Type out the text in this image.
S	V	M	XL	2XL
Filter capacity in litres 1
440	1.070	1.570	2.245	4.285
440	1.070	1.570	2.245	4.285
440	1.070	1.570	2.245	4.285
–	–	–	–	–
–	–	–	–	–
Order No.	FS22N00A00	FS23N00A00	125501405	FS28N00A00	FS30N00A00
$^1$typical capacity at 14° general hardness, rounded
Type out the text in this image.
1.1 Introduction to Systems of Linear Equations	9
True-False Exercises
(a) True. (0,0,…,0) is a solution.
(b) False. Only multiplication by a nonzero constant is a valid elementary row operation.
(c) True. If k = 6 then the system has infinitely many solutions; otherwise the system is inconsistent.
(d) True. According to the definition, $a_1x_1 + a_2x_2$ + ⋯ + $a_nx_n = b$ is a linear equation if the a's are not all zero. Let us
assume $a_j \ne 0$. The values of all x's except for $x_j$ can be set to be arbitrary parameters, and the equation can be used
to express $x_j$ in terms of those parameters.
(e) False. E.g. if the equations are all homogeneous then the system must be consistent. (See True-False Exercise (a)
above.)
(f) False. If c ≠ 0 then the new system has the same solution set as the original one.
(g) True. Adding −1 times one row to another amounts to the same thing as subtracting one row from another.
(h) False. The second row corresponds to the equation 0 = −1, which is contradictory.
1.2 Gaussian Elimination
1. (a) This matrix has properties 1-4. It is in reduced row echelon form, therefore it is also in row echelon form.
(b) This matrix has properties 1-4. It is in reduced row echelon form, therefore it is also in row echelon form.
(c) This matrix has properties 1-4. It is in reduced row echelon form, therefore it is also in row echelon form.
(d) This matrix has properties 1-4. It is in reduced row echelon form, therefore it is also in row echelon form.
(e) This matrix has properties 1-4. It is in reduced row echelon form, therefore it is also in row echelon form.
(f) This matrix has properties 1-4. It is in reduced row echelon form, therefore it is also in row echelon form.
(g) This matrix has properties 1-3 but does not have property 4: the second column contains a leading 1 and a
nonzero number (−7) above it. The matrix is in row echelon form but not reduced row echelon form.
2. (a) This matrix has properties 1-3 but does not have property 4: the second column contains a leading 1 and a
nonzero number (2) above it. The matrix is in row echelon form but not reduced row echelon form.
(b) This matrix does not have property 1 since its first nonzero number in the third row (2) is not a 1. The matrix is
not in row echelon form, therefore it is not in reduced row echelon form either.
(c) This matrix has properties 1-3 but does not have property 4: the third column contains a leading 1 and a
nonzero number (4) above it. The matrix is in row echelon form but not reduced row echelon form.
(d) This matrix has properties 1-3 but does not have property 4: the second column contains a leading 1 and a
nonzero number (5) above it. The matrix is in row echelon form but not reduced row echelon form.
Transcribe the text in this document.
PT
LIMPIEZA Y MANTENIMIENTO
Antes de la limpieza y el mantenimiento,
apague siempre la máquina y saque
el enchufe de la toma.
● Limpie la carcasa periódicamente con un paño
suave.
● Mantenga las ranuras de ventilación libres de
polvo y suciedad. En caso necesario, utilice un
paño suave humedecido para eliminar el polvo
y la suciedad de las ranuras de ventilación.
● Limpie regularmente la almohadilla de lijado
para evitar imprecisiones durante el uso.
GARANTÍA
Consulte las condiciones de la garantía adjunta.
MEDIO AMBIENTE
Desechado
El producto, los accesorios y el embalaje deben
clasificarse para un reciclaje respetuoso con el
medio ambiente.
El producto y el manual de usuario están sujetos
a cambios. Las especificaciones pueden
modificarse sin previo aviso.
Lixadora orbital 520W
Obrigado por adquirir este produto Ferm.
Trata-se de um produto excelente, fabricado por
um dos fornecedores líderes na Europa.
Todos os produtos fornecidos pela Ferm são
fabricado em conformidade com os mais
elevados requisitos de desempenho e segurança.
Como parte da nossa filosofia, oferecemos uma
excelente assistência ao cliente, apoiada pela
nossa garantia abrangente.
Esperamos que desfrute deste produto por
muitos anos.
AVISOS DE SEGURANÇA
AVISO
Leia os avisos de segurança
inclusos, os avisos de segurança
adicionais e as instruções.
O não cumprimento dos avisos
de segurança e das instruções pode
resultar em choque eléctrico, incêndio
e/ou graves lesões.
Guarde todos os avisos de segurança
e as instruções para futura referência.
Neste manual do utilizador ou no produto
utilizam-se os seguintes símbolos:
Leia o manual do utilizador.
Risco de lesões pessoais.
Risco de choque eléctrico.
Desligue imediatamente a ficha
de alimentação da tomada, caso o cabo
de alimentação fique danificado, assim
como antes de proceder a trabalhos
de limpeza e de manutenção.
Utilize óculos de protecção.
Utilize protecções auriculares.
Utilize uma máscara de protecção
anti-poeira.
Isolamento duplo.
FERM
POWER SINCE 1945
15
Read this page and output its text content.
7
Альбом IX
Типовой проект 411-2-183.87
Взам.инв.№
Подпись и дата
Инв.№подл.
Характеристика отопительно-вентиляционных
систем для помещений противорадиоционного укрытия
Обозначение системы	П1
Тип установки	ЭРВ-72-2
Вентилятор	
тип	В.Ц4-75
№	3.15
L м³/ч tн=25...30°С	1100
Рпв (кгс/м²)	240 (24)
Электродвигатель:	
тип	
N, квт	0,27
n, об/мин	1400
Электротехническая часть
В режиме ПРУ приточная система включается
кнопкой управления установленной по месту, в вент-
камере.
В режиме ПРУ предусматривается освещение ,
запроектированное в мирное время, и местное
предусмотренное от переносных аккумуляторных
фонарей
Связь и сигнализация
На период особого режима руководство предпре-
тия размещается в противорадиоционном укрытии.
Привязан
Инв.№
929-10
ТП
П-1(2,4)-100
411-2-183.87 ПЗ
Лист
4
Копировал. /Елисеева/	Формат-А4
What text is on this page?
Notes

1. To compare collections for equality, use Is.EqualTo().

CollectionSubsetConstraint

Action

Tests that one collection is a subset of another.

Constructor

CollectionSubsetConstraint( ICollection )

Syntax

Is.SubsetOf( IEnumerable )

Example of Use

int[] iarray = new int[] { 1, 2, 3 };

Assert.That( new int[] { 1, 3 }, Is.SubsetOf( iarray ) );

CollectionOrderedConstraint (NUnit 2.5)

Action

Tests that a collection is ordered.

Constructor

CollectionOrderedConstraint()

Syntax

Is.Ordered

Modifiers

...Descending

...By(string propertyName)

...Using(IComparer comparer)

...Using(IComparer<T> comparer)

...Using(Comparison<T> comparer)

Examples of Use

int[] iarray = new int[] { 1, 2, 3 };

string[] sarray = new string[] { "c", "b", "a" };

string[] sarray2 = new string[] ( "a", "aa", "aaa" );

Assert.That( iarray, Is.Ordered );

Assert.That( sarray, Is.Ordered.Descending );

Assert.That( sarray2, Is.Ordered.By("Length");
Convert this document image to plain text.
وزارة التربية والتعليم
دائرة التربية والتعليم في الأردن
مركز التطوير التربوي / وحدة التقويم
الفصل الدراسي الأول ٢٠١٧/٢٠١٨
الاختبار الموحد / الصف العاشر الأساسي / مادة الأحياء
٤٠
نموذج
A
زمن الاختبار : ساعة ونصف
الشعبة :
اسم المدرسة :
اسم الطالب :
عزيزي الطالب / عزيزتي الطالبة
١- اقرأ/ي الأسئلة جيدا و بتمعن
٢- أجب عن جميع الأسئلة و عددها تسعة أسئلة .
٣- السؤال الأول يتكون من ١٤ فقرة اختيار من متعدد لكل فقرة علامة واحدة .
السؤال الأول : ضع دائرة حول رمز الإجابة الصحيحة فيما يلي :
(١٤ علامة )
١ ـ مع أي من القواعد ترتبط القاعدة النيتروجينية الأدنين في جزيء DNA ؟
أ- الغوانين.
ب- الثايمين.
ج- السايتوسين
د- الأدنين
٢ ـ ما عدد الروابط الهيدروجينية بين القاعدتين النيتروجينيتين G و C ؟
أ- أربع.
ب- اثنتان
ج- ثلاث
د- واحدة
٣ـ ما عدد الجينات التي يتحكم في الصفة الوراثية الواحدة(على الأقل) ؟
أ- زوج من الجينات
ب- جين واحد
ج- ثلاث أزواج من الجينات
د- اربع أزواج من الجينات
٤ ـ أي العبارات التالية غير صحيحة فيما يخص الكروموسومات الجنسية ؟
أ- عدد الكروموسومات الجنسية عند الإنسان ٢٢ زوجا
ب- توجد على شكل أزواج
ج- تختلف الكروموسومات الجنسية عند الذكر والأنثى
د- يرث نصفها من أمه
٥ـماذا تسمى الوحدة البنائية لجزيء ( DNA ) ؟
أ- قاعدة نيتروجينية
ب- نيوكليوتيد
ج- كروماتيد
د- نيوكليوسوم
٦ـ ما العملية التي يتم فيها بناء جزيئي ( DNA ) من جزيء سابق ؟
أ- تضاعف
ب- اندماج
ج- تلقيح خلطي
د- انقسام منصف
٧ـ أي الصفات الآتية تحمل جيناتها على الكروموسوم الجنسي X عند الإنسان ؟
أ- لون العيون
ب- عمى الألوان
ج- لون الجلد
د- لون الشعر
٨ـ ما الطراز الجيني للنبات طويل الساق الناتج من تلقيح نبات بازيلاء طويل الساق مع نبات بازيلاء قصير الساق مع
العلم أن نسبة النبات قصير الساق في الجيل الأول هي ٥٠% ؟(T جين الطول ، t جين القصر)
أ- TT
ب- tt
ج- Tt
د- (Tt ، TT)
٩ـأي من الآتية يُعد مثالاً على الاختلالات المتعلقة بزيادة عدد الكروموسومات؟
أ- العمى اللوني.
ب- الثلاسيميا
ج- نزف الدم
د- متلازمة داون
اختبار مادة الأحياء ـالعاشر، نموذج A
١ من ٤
* * * * * * * * *
* [INSTRUCTION]:
Work out how many lines in the records above contain the word "قصير", and reply with that number alone.

* [FINAL ANSWER]:
2